● **Exercise directions**:
Below are the records; locate each line with the word "para" and copy it.

(Saved entries)
***

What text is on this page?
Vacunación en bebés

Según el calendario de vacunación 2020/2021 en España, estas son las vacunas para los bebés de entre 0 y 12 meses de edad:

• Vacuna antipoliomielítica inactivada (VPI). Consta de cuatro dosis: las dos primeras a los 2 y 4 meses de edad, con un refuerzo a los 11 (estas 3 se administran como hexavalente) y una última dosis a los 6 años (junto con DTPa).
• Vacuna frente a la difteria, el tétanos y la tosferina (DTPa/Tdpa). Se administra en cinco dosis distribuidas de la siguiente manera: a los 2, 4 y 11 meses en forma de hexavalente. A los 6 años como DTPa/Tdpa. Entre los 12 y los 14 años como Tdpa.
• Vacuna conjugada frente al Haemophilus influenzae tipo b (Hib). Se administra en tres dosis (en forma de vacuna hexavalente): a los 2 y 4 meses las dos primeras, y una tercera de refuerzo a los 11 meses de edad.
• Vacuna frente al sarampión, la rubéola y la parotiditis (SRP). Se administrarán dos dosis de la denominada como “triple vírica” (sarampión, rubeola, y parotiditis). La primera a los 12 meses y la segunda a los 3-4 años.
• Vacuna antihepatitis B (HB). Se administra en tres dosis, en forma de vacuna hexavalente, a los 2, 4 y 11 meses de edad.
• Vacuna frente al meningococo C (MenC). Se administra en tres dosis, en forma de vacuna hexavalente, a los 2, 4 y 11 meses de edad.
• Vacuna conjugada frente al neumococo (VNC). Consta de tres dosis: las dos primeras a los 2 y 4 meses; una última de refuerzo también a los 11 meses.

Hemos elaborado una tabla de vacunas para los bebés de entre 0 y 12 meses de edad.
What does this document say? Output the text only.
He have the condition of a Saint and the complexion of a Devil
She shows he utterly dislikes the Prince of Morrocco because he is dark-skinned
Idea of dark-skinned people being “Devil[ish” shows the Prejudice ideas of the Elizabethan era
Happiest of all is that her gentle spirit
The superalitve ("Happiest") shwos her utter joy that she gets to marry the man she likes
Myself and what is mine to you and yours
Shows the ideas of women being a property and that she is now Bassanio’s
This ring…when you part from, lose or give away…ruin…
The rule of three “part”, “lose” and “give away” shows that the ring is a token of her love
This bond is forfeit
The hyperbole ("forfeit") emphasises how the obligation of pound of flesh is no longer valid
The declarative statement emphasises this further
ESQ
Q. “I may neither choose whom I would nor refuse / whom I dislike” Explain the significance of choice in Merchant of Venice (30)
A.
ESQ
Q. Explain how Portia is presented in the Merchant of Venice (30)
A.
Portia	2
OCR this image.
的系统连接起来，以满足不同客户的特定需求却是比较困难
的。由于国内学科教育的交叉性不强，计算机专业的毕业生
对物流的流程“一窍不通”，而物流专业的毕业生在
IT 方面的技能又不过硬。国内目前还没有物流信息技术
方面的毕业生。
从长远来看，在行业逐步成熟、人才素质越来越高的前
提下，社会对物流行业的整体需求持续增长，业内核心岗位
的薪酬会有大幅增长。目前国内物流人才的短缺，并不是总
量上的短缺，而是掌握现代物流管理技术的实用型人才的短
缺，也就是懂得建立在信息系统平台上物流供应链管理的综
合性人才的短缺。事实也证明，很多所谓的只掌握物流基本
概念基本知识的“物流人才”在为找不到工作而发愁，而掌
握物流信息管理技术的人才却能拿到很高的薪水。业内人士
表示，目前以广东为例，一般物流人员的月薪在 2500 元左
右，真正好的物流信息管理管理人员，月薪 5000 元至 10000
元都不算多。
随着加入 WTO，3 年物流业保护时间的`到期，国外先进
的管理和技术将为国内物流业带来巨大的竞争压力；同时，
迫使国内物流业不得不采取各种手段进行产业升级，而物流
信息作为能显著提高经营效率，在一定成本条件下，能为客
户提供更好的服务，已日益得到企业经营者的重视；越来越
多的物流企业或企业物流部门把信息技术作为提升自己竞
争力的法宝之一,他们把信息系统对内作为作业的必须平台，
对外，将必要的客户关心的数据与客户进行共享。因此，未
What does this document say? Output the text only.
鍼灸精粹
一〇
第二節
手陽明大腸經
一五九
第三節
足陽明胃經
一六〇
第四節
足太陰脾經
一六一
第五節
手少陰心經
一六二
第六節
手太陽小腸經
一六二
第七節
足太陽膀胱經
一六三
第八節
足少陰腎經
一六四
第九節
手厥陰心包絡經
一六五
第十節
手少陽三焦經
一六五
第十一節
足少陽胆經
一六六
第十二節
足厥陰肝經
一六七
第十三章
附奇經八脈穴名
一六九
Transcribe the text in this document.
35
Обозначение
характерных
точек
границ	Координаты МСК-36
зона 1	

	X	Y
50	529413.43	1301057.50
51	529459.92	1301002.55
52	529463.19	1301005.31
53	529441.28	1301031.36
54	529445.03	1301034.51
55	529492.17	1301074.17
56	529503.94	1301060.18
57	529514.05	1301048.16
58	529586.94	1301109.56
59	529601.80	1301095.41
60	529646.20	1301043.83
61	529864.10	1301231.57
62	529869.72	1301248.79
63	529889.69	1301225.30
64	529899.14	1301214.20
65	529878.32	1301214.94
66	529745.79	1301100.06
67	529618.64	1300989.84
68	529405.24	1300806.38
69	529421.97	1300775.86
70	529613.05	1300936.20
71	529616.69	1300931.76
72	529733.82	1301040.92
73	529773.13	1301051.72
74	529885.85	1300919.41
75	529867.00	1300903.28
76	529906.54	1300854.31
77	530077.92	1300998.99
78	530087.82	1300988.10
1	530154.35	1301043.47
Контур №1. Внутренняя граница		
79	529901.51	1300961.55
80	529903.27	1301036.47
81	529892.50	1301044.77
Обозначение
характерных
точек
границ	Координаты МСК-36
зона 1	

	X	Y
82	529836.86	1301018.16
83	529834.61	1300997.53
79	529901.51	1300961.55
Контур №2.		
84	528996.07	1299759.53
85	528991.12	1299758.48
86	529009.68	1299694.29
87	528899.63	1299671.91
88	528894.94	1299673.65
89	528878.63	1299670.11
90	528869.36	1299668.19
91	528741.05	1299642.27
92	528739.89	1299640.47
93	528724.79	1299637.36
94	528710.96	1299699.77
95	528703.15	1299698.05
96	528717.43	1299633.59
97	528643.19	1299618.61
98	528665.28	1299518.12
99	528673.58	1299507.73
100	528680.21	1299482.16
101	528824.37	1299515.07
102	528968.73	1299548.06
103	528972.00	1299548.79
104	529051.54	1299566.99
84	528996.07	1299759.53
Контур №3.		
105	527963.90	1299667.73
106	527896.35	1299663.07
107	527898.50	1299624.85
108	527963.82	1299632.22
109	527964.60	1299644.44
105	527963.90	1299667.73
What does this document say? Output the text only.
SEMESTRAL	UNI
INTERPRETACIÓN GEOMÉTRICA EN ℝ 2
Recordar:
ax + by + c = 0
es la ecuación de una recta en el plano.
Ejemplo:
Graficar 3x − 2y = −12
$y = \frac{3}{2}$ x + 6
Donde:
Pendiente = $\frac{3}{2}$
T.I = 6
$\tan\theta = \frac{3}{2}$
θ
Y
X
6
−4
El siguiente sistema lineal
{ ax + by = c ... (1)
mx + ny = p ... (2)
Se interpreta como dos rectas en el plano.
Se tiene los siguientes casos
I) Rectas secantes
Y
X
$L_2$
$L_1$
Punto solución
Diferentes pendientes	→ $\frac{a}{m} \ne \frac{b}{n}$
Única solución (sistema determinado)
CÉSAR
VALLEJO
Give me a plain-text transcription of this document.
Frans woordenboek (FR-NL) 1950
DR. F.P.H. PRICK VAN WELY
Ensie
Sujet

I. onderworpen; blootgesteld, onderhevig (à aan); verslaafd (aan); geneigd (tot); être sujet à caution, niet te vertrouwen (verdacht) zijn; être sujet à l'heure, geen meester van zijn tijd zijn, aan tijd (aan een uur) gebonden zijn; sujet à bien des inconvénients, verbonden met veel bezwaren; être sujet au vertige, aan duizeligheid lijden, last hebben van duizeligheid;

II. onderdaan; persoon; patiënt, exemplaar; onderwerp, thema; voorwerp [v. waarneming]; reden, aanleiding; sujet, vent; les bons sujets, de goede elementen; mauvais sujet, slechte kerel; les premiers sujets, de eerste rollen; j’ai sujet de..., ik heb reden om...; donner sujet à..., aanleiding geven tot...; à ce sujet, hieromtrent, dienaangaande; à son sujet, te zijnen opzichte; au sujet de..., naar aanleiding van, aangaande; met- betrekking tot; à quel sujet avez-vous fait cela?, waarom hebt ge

***

● **Response to this exercise**:
Según el calendario de vacunación 2020/2021 en España, estas son las vacunas para los bebés de entre 0 y 12 meses de edad:
Hemos elaborado una tabla de vacunas para los bebés de entre 0 y 12 meses de edad.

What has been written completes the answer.